### What you will do:
Return the entries below in their exact form, leaving the pictures out.

### Supplied material:
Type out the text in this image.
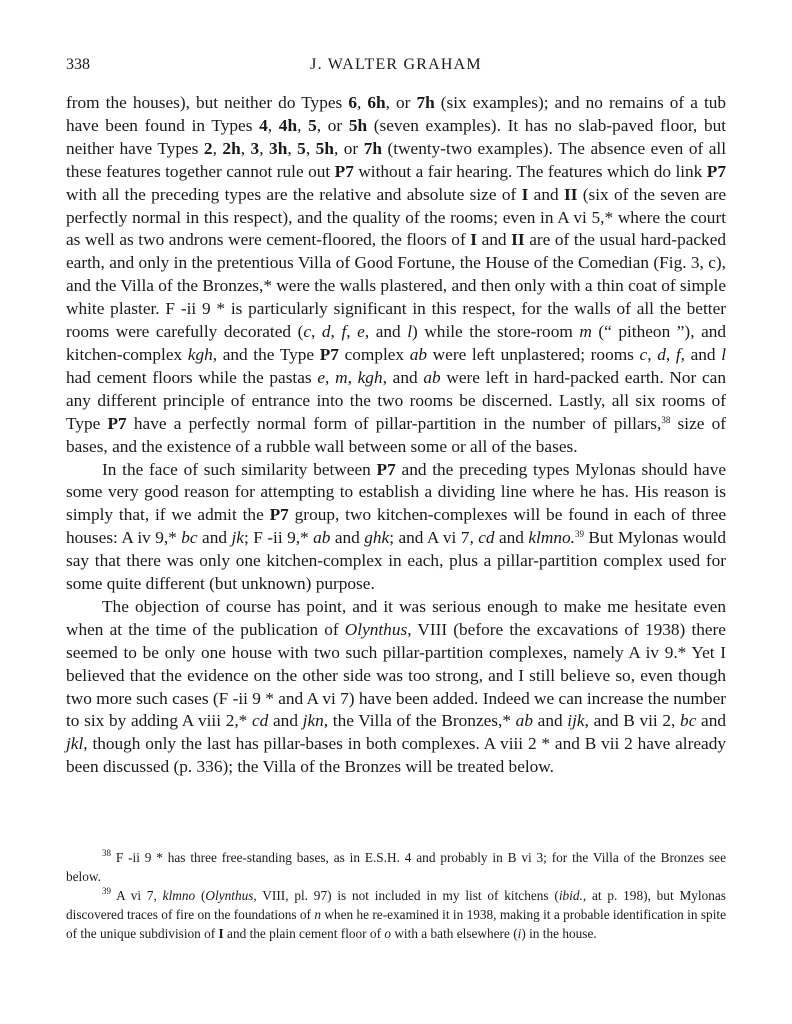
338	J. WALTER GRAHAM

from the houses), but neither do Types 6, 6h, or 7h (six examples); and no remains of a tub have been found in Types 4, 4h, 5, or 5h (seven examples). It has no slab-paved floor, but neither have Types 2, 2h, 3, 3h, 5, 5h, or 7h (twenty-two examples). The absence even of all these features together cannot rule out P7 without a fair hearing. The features which do link P7 with all the preceding types are the relative and absolute size of I and II (six of the seven are perfectly normal in this respect), and the quality of the rooms; even in A vi 5,* where the court as well as two androns were cement-floored, the floors of I and II are of the usual hard-packed earth, and only in the pretentious Villa of Good Fortune, the House of the Comedian (Fig. 3, c), and the Villa of the Bronzes,* were the walls plastered, and then only with a thin coat of simple white plaster. F -ii 9 * is particularly significant in this respect, for the walls of all the better rooms were carefully decorated (c, d, f, e, and l) while the store-room m (“ pitheon ”), and kitchen-complex kgh, and the Type P7 complex ab were left unplastered; rooms c, d, f, and l had cement floors while the pastas e, m, kgh, and ab were left in hard-packed earth. Nor can any different principle of entrance into the two rooms be discerned. Lastly, all six rooms of Type P7 have a perfectly normal form of pillar-partition in the number of pillars,$^{38}$ size of bases, and the existence of a rubble wall between some or all of the bases.

In the face of such similarity between P7 and the preceding types Mylonas should have some very good reason for attempting to establish a dividing line where he has. His reason is simply that, if we admit the P7 group, two kitchen-complexes will be found in each of three houses: A iv 9,* bc and jk; F -ii 9,* ab and ghk; and A vi 7, cd and klmno.$^{39}$ But Mylonas would say that there was only one kitchen-complex in each, plus a pillar-partition complex used for some quite different (but unknown) purpose.

The objection of course has point, and it was serious enough to make me hesitate even when at the time of the publication of Olynthus, VIII (before the excavations of 1938) there seemed to be only one house with two such pillar-partition complexes, namely A iv 9.* Yet I believed that the evidence on the other side was too strong, and I still believe so, even though two more such cases (F -ii 9 * and A vi 7) have been added. Indeed we can increase the number to six by adding A viii 2,* cd and jkn, the Villa of the Bronzes,* ab and ijk, and B vii 2, bc and jkl, though only the last has pillar-bases in both complexes. A viii 2 * and B vii 2 have already been discussed (p. 336); the Villa of the Bronzes will be treated below.

$^{38}$ F -ii 9 * has three free-standing bases, as in E.S.H. 4 and probably in B vi 3; for the Villa of the Bronzes see below.

$^{39}$ A vi 7, klmno (Olynthus, VIII, pl. 97) is not included in my list of kitchens (ibid., at p. 198), but Mylonas discovered traces of fire on the foundations of n when he re-examined it in 1938, making it a probable identification in spite of the unique subdivision of I and the plain cement floor of o with a bath elsewhere (i) in the house.
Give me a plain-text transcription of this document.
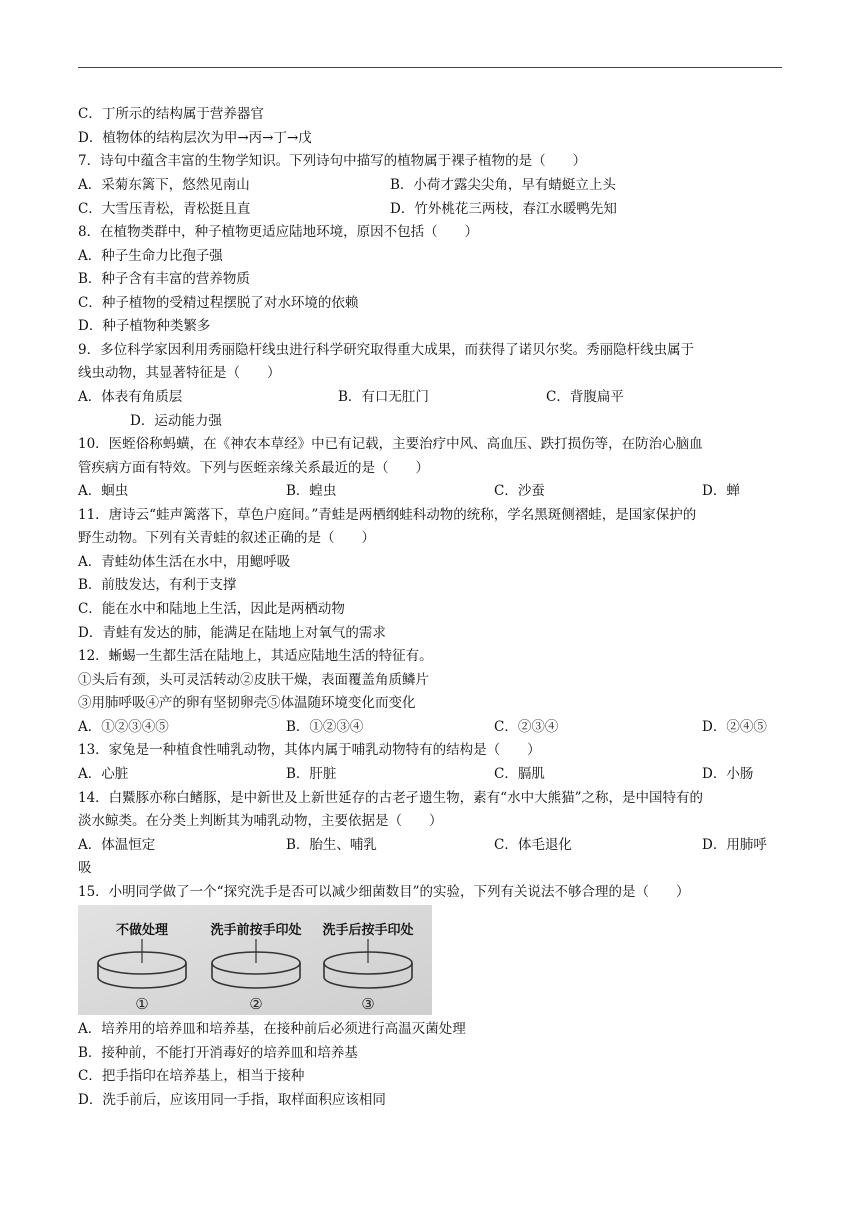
C．丁所示的结构属于营养器官
D．植物体的结构层次为甲→丙→丁→戊
7．诗句中蕴含丰富的生物学知识。下列诗句中描写的植物属于裸子植物的是（　　）
A．采菊东篱下，悠然见南山	B．小荷才露尖尖角，早有蜻蜓立上头
C．大雪压青松，青松挺且直	D．竹外桃花三两枝，春江水暖鸭先知
8．在植物类群中，种子植物更适应陆地环境，原因不包括（　　）
A．种子生命力比孢子强
B．种子含有丰富的营养物质
C．种子植物的受精过程摆脱了对水环境的依赖
D．种子植物种类繁多
9．多位科学家因利用秀丽隐杆线虫进行科学研究取得重大成果，而获得了诺贝尔奖。秀丽隐杆线虫属于
线虫动物，其显著特征是（　　）
A．体表有角质层	B．有口无肛门	C．背腹扁平
D．运动能力强
10．医蛭俗称蚂蟥，在《神农本草经》中已有记载，主要治疗中风、高血压、跌打损伤等，在防治心脑血
管疾病方面有特效。下列与医蛭亲缘关系最近的是（　　）
A．蛔虫	B．蝗虫	C．沙蚕	D．蝉
11．唐诗云“蛙声篱落下，草色户庭间。”青蛙是两栖纲蛙科动物的统称，学名黑斑侧褶蛙，是国家保护的
野生动物。下列有关青蛙的叙述正确的是（　　）
A．青蛙幼体生活在水中，用鳃呼吸
B．前肢发达，有利于支撑
C．能在水中和陆地上生活，因此是两栖动物
D．青蛙有发达的肺，能满足在陆地上对氧气的需求
12．蜥蜴一生都生活在陆地上，其适应陆地生活的特征有。
①头后有颈，头可灵活转动②皮肤干燥，表面覆盖角质鳞片
③用肺呼吸④产的卵有坚韧卵壳⑤体温随环境变化而变化
A．①②③④⑤	B．①②③④	C．②③④	D．②④⑤
13．家兔是一种植食性哺乳动物，其体内属于哺乳动物特有的结构是（　　）
A．心脏	B．肝脏	C．膈肌	D．小肠
14．白鱀豚亦称白鳍豚，是中新世及上新世延存的古老孑遗生物，素有“水中大熊猫”之称，是中国特有的
淡水鲸类。在分类上判断其为哺乳动物，主要依据是（　　）
A．体温恒定	B．胎生、哺乳	C．体毛退化	D．用肺呼
吸
15．小明同学做了一个“探究洗手是否可以减少细菌数目”的实验，下列有关说法不够合理的是（　　）
不做处理	洗手前按手印处 洗手后按手印处
①	②	③
A．培养用的培养皿和培养基，在接种前后必须进行高温灭菌处理
B．接种前，不能打开消毒好的培养皿和培养基
C．把手指印在培养基上，相当于接种
D．洗手前后，应该用同一手指，取样面积应该相同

### Answer for the task:
Type out the text in this image.
338	J. WALTER GRAHAM

from the houses), but neither do Types 6, 6h, or 7h (six examples); and no remains of a tub have been found in Types 4, 4h, 5, or 5h (seven examples). It has no slab-paved floor, but neither have Types 2, 2h, 3, 3h, 5, 5h, or 7h (twenty-two examples). The absence even of all these features together cannot rule out P7 without a fair hearing. The features which do link P7 with all the preceding types are the relative and absolute size of I and II (six of the seven are perfectly normal in this respect), and the quality of the rooms; even in A vi 5,* where the court as well as two androns were cement-floored, the floors of I and II are of the usual hard-packed earth, and only in the pretentious Villa of Good Fortune, the House of the Comedian (Fig. 3, c), and the Villa of the Bronzes,* were the walls plastered, and then only with a thin coat of simple white plaster. F -ii 9 * is particularly significant in this respect, for the walls of all the better rooms were carefully decorated (c, d, f, e, and l) while the store-room m (“ pitheon ”), and kitchen-complex kgh, and the Type P7 complex ab were left unplastered; rooms c, d, f, and l had cement floors while the pastas e, m, kgh, and ab were left in hard-packed earth. Nor can any different principle of entrance into the two rooms be discerned. Lastly, all six rooms of Type P7 have a perfectly normal form of pillar-partition in the number of pillars,$^{38}$ size of bases, and the existence of a rubble wall between some or all of the bases.

In the face of such similarity between P7 and the preceding types Mylonas should have some very good reason for attempting to establish a dividing line where he has. His reason is simply that, if we admit the P7 group, two kitchen-complexes will be found in each of three houses: A iv 9,* bc and jk; F -ii 9,* ab and ghk; and A vi 7, cd and klmno.$^{39}$ But Mylonas would say that there was only one kitchen-complex in each, plus a pillar-partition complex used for some quite different (but unknown) purpose.

The objection of course has point, and it was serious enough to make me hesitate even when at the time of the publication of Olynthus, VIII (before the excavations of 1938) there seemed to be only one house with two such pillar-partition complexes, namely A iv 9.* Yet I believed that the evidence on the other side was too strong, and I still believe so, even though two more such cases (F -ii 9 * and A vi 7) have been added. Indeed we can increase the number to six by adding A viii 2,* cd and jkn, the Villa of the Bronzes,* ab and ijk, and B vii 2, bc and jkl, though only the last has pillar-bases in both complexes. A viii 2 * and B vii 2 have already been discussed (p. 336); the Villa of the Bronzes will be treated below.

$^{38}$ F -ii 9 * has three free-standing bases, as in E.S.H. 4 and probably in B vi 3; for the Villa of the Bronzes see below.

$^{39}$ A vi 7, klmno (Olynthus, VIII, pl. 97) is not included in my list of kitchens (ibid., at p. 198), but Mylonas discovered traces of fire on the foundations of n when he re-examined it in 1938, making it a probable identification in spite of the unique subdivision of I and the plain cement floor of o with a bath elsewhere (i) in the house.
Give me a plain-text transcription of this document.
C．丁所示的结构属于营养器官
D．植物体的结构层次为甲→丙→丁→戊
7．诗句中蕴含丰富的生物学知识。下列诗句中描写的植物属于裸子植物的是（　　）
A．采菊东篱下，悠然见南山	B．小荷才露尖尖角，早有蜻蜓立上头
C．大雪压青松，青松挺且直	D．竹外桃花三两枝，春江水暖鸭先知
8．在植物类群中，种子植物更适应陆地环境，原因不包括（　　）
A．种子生命力比孢子强
B．种子含有丰富的营养物质
C．种子植物的受精过程摆脱了对水环境的依赖
D．种子植物种类繁多
9．多位科学家因利用秀丽隐杆线虫进行科学研究取得重大成果，而获得了诺贝尔奖。秀丽隐杆线虫属于
线虫动物，其显著特征是（　　）
A．体表有角质层	B．有口无肛门	C．背腹扁平
D．运动能力强
10．医蛭俗称蚂蟥，在《神农本草经》中已有记载，主要治疗中风、高血压、跌打损伤等，在防治心脑血
管疾病方面有特效。下列与医蛭亲缘关系最近的是（　　）
A．蛔虫	B．蝗虫	C．沙蚕	D．蝉
11．唐诗云“蛙声篱落下，草色户庭间。”青蛙是两栖纲蛙科动物的统称，学名黑斑侧褶蛙，是国家保护的
野生动物。下列有关青蛙的叙述正确的是（　　）
A．青蛙幼体生活在水中，用鳃呼吸
B．前肢发达，有利于支撑
C．能在水中和陆地上生活，因此是两栖动物
D．青蛙有发达的肺，能满足在陆地上对氧气的需求
12．蜥蜴一生都生活在陆地上，其适应陆地生活的特征有。
①头后有颈，头可灵活转动②皮肤干燥，表面覆盖角质鳞片
③用肺呼吸④产的卵有坚韧卵壳⑤体温随环境变化而变化
A．①②③④⑤	B．①②③④	C．②③④	D．②④⑤
13．家兔是一种植食性哺乳动物，其体内属于哺乳动物特有的结构是（　　）
A．心脏	B．肝脏	C．膈肌	D．小肠
14．白鱀豚亦称白鳍豚，是中新世及上新世延存的古老孑遗生物，素有“水中大熊猫”之称，是中国特有的
淡水鲸类。在分类上判断其为哺乳动物，主要依据是（　　）
A．体温恒定	B．胎生、哺乳	C．体毛退化	D．用肺呼
吸
15．小明同学做了一个“探究洗手是否可以减少细菌数目”的实验，下列有关说法不够合理的是（　　）
不做处理	洗手前按手印处 洗手后按手印处
①	②	③
A．培养用的培养皿和培养基，在接种前后必须进行高温灭菌处理
B．接种前，不能打开消毒好的培养皿和培养基
C．把手指印在培养基上，相当于接种
D．洗手前后，应该用同一手指，取样面积应该相同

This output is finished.